▸ **WHAT THE TASK ASKS**: Arrange the lines of the records as a Markdown table with the columns "Row" and "Line", starting at the line that contains "Where is each" and ending at the line that contains "legend-label: 12:02:00 [1150,76,1208,90]", both included. Number the rows in order and leave out any blank lines.

▸ **WORKING DATA**:
* START *

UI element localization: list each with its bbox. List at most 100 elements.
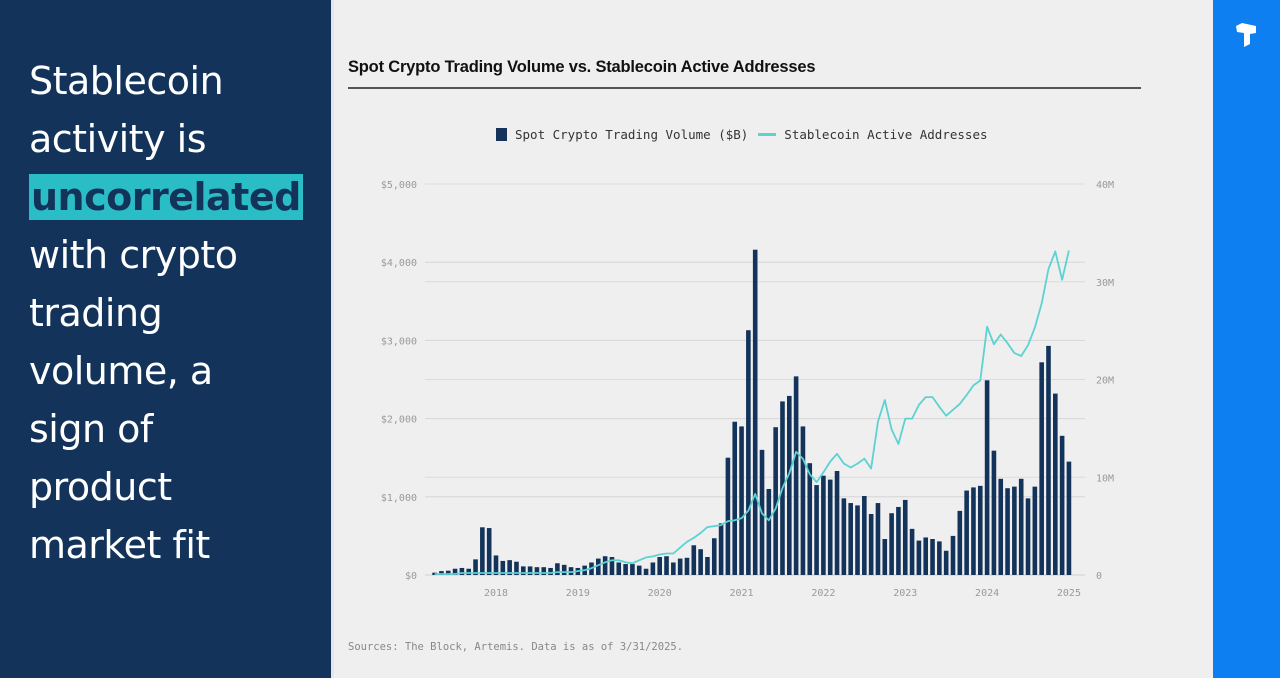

* END *
* START *

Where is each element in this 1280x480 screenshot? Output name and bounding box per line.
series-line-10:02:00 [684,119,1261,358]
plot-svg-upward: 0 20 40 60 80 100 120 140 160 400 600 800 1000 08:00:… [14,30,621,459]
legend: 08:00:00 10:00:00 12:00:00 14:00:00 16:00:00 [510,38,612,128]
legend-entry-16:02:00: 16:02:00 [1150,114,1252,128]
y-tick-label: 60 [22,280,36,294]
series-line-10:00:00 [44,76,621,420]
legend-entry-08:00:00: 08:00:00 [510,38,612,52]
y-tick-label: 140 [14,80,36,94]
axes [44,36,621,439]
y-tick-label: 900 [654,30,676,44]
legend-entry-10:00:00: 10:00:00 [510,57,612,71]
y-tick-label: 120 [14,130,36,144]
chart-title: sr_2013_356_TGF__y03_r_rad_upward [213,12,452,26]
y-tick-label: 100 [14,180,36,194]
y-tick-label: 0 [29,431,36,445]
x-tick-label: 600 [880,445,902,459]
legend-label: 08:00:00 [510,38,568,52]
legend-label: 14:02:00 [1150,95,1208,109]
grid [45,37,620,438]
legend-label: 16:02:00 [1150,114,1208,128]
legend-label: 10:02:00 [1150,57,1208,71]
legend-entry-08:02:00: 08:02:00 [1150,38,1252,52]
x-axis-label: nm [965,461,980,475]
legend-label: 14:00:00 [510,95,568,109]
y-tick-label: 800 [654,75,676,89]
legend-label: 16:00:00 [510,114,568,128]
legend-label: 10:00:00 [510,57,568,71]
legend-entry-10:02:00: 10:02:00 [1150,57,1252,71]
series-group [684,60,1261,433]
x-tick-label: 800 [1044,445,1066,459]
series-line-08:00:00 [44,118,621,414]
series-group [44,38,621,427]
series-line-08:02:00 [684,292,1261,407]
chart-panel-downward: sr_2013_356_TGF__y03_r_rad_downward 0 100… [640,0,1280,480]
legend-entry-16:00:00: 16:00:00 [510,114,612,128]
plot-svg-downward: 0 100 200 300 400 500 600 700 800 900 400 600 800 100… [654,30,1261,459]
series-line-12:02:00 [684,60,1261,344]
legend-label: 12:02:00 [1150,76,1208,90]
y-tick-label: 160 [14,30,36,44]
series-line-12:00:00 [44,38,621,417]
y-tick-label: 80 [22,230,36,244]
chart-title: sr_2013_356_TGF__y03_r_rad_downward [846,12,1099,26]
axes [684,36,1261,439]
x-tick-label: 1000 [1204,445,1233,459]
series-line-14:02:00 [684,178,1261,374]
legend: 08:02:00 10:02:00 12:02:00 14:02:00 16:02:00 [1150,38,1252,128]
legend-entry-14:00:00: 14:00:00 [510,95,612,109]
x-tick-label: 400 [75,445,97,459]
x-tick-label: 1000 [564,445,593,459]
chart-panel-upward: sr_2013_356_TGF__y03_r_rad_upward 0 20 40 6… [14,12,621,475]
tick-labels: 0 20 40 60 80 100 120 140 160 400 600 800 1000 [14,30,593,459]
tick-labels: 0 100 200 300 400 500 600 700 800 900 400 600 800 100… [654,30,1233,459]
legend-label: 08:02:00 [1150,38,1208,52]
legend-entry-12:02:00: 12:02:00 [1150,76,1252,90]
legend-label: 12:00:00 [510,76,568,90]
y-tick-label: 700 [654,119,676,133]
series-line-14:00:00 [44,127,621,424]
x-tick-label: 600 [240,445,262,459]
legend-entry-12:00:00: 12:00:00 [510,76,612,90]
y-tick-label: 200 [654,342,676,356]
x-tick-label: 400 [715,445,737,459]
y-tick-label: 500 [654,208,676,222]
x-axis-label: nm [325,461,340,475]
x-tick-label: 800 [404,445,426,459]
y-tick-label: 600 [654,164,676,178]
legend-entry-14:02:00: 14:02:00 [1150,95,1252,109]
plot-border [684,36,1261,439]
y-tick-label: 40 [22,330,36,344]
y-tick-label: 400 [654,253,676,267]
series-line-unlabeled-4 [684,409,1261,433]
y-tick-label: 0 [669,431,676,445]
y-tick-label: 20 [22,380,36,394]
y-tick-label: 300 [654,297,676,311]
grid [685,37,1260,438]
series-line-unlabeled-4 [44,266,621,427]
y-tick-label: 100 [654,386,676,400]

* END *

▸ **COMPLETED EXERCISE**:
| Row | Line |
|---|---|
| 1 | Where is each element in this 1280x480 screenshot? Output name and bounding box per line. |
| 2 | series-line-10:02:00 [684,119,1261,358] |
| 3 | plot-svg-upward: 0 20 40 60 80 100 120 140 160 400 600 800 1000 08:00:… [14,30,621,459] |
| 4 | legend: 08:00:00 10:00:00 12:00:00 14:00:00 16:00:00 [510,38,612,128] |
| 5 | legend-entry-16:02:00: 16:02:00 [1150,114,1252,128] |
| 6 | y-tick-label: 60 [22,280,36,294] |
| 7 | series-line-10:00:00 [44,76,621,420] |
| 8 | legend-entry-08:00:00: 08:00:00 [510,38,612,52] |
| 9 | y-tick-label: 140 [14,80,36,94] |
| 10 | axes [44,36,621,439] |
| 11 | y-tick-label: 900 [654,30,676,44] |
| 12 | legend-entry-10:00:00: 10:00:00 [510,57,612,71] |
| 13 | y-tick-label: 120 [14,130,36,144] |
| 14 | chart-title: sr_2013_356_TGF__y03_r_rad_upward [213,12,452,26] |
| 15 | y-tick-label: 100 [14,180,36,194] |
| 16 | y-tick-label: 0 [29,431,36,445] |
| 17 | x-tick-label: 600 [880,445,902,459] |
| 18 | legend-label: 08:00:00 [510,38,568,52] |
| 19 | legend-label: 14:02:00 [1150,95,1208,109] |
| 20 | grid [45,37,620,438] |
| 21 | legend-label: 16:02:00 [1150,114,1208,128] |
| 22 | legend-label: 10:02:00 [1150,57,1208,71] |
| 23 | legend-entry-08:02:00: 08:02:00 [1150,38,1252,52] |
| 24 | x-axis-label: nm [965,461,980,475] |
| 25 | legend-label: 14:00:00 [510,95,568,109] |
| 26 | y-tick-label: 800 [654,75,676,89] |
| 27 | legend-label: 16:00:00 [510,114,568,128] |
| 28 | legend-label: 10:00:00 [510,57,568,71] |
| 29 | legend-entry-10:02:00: 10:02:00 [1150,57,1252,71] |
| 30 | series-group [684,60,1261,433] |
| 31 | x-tick-label: 800 [1044,445,1066,459] |
| 32 | series-line-08:00:00 [44,118,621,414] |
| 33 | series-group [44,38,621,427] |
| 34 | series-line-08:02:00 [684,292,1261,407] |
| 35 | chart-panel-downward: sr_2013_356_TGF__y03_r_rad_downward 0 100… [640,0,1280,480] |
| 36 | legend-entry-16:00:00: 16:00:00 [510,114,612,128] |
| 37 | plot-svg-downward: 0 100 200 300 400 500 600 700 800 900 400 600 800 100… [654,30,1261,459] |
| 38 | series-line-12:02:00 [684,60,1261,344] |
| 39 | legend-label: 12:02:00 [1150,76,1208,90] |